- GOAL OF THE EXERCISE:
Each entry below must be repeated exactly, with pictures left out.

Dataset items:
## Start
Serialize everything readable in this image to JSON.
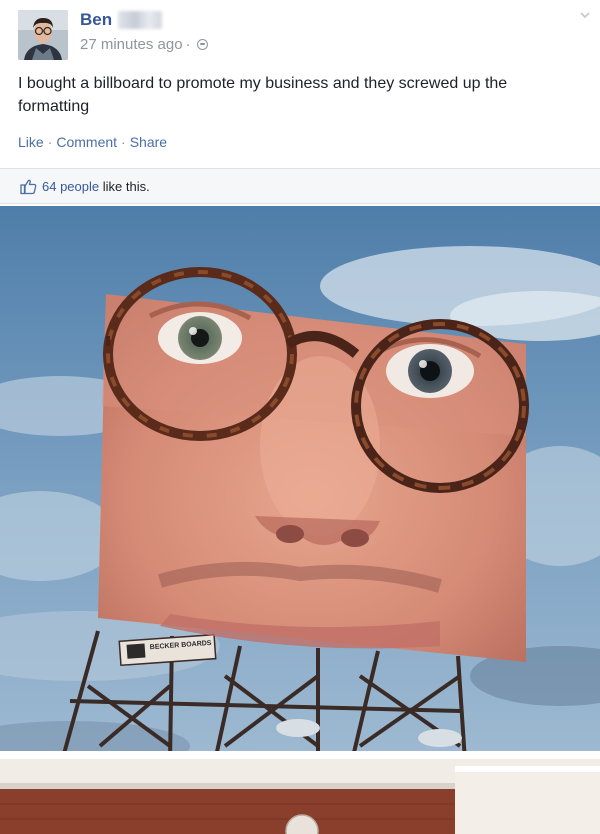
{
  "post": {
    "author": "Ben",
    "timestamp": "27 minutes ago",
    "separator": "·",
    "privacy_icon": "globe-icon",
    "text": "I bought a billboard to promote my business and they screwed up the formatting"
  },
  "actions": {
    "like": "Like",
    "comment": "Comment",
    "share": "Share",
    "separator": "·"
  },
  "likes": {
    "count": "64 people",
    "suffix": "like this."
  },
  "photo": {
    "billboard_brand": "BECKER BOARDS"
  },
  "colors": {
    "link": "#365899",
    "action_link": "#4b6ea8",
    "meta_gray": "#90949c",
    "bar_background": "#f6f7f9"
  }
}
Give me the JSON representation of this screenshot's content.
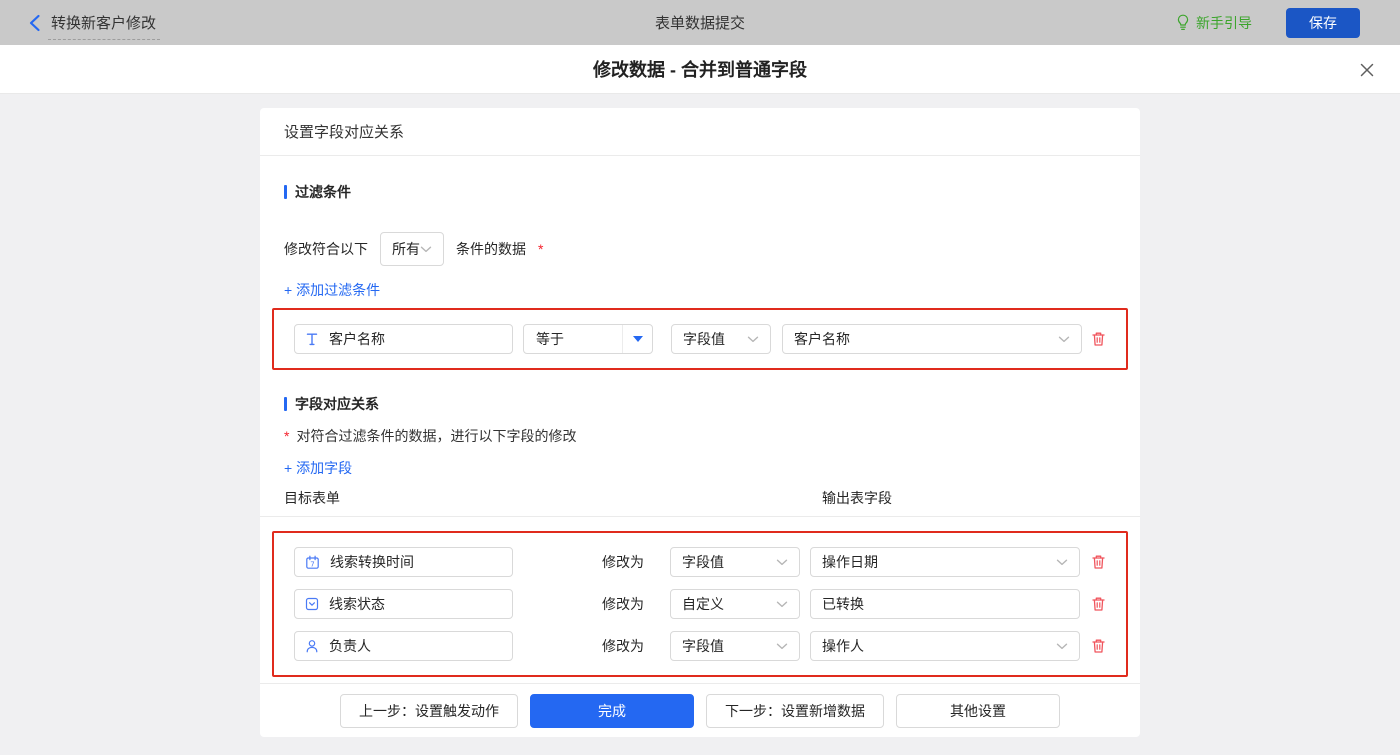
{
  "colors": {
    "topbar_gray": "#c9c9c9",
    "primary_blue": "#2468f2",
    "save_button_blue": "#1b56c5",
    "guide_green": "#3ca52c",
    "highlight_box_red": "#e02b1d",
    "trash_red": "#f0545c",
    "asterisk_red": "#f5222d",
    "field_icon_blue": "#4a7af5"
  },
  "topbar": {
    "back_label": "转换新客户修改",
    "title": "表单数据提交",
    "guide_label": "新手引导",
    "save_label": "保存"
  },
  "dialog": {
    "title": "修改数据 - 合并到普通字段"
  },
  "panel": {
    "title": "设置字段对应关系",
    "filter": {
      "heading": "过滤条件",
      "condition_prefix": "修改符合以下",
      "match_mode": "所有",
      "condition_suffix": "条件的数据",
      "required_mark": "*",
      "add_link": "+ 添加过滤条件",
      "row": {
        "field": "客户名称",
        "field_icon": "text-field-icon",
        "operator": "等于",
        "value_type": "字段值",
        "value": "客户名称"
      }
    },
    "mapping": {
      "heading": "字段对应关系",
      "required_mark": "*",
      "description": "对符合过滤条件的数据，进行以下字段的修改",
      "add_link": "+ 添加字段",
      "columns": {
        "target": "目标表单",
        "output": "输出表字段"
      },
      "modify_label": "修改为",
      "rows": [
        {
          "field": "线索转换时间",
          "field_icon": "calendar-icon",
          "type": "字段值",
          "value": "操作日期"
        },
        {
          "field": "线索状态",
          "field_icon": "select-field-icon",
          "type": "自定义",
          "value": "已转换"
        },
        {
          "field": "负责人",
          "field_icon": "person-icon",
          "type": "字段值",
          "value": "操作人"
        }
      ]
    },
    "footer": {
      "prev_label": "上一步：设置触发动作",
      "done_label": "完成",
      "next_label": "下一步：设置新增数据",
      "other_label": "其他设置"
    }
  }
}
## End
- OUTPUT FOR THIS EXERCISE:
Serialize everything readable in this image to JSON.
{
  "post": {
    "author": "Ben",
    "timestamp": "27 minutes ago",
    "separator": "·",
    "privacy_icon": "globe-icon",
    "text": "I bought a billboard to promote my business and they screwed up the formatting"
  },
  "actions": {
    "like": "Like",
    "comment": "Comment",
    "share": "Share",
    "separator": "·"
  },
  "likes": {
    "count": "64 people",
    "suffix": "like this."
  },
  "photo": {
    "billboard_brand": "BECKER BOARDS"
  },
  "colors": {
    "link": "#365899",
    "action_link": "#4b6ea8",
    "meta_gray": "#90949c",
    "bar_background": "#f6f7f9"
  }
}
Give me the JSON representation of this screenshot's content.
{
  "colors": {
    "topbar_gray": "#c9c9c9",
    "primary_blue": "#2468f2",
    "save_button_blue": "#1b56c5",
    "guide_green": "#3ca52c",
    "highlight_box_red": "#e02b1d",
    "trash_red": "#f0545c",
    "asterisk_red": "#f5222d",
    "field_icon_blue": "#4a7af5"
  },
  "topbar": {
    "back_label": "转换新客户修改",
    "title": "表单数据提交",
    "guide_label": "新手引导",
    "save_label": "保存"
  },
  "dialog": {
    "title": "修改数据 - 合并到普通字段"
  },
  "panel": {
    "title": "设置字段对应关系",
    "filter": {
      "heading": "过滤条件",
      "condition_prefix": "修改符合以下",
      "match_mode": "所有",
      "condition_suffix": "条件的数据",
      "required_mark": "*",
      "add_link": "+ 添加过滤条件",
      "row": {
        "field": "客户名称",
        "field_icon": "text-field-icon",
        "operator": "等于",
        "value_type": "字段值",
        "value": "客户名称"
      }
    },
    "mapping": {
      "heading": "字段对应关系",
      "required_mark": "*",
      "description": "对符合过滤条件的数据，进行以下字段的修改",
      "add_link": "+ 添加字段",
      "columns": {
        "target": "目标表单",
        "output": "输出表字段"
      },
      "modify_label": "修改为",
      "rows": [
        {
          "field": "线索转换时间",
          "field_icon": "calendar-icon",
          "type": "字段值",
          "value": "操作日期"
        },
        {
          "field": "线索状态",
          "field_icon": "select-field-icon",
          "type": "自定义",
          "value": "已转换"
        },
        {
          "field": "负责人",
          "field_icon": "person-icon",
          "type": "字段值",
          "value": "操作人"
        }
      ]
    },
    "footer": {
      "prev_label": "上一步：设置触发动作",
      "done_label": "完成",
      "next_label": "下一步：设置新增数据",
      "other_label": "其他设置"
    }
  }
}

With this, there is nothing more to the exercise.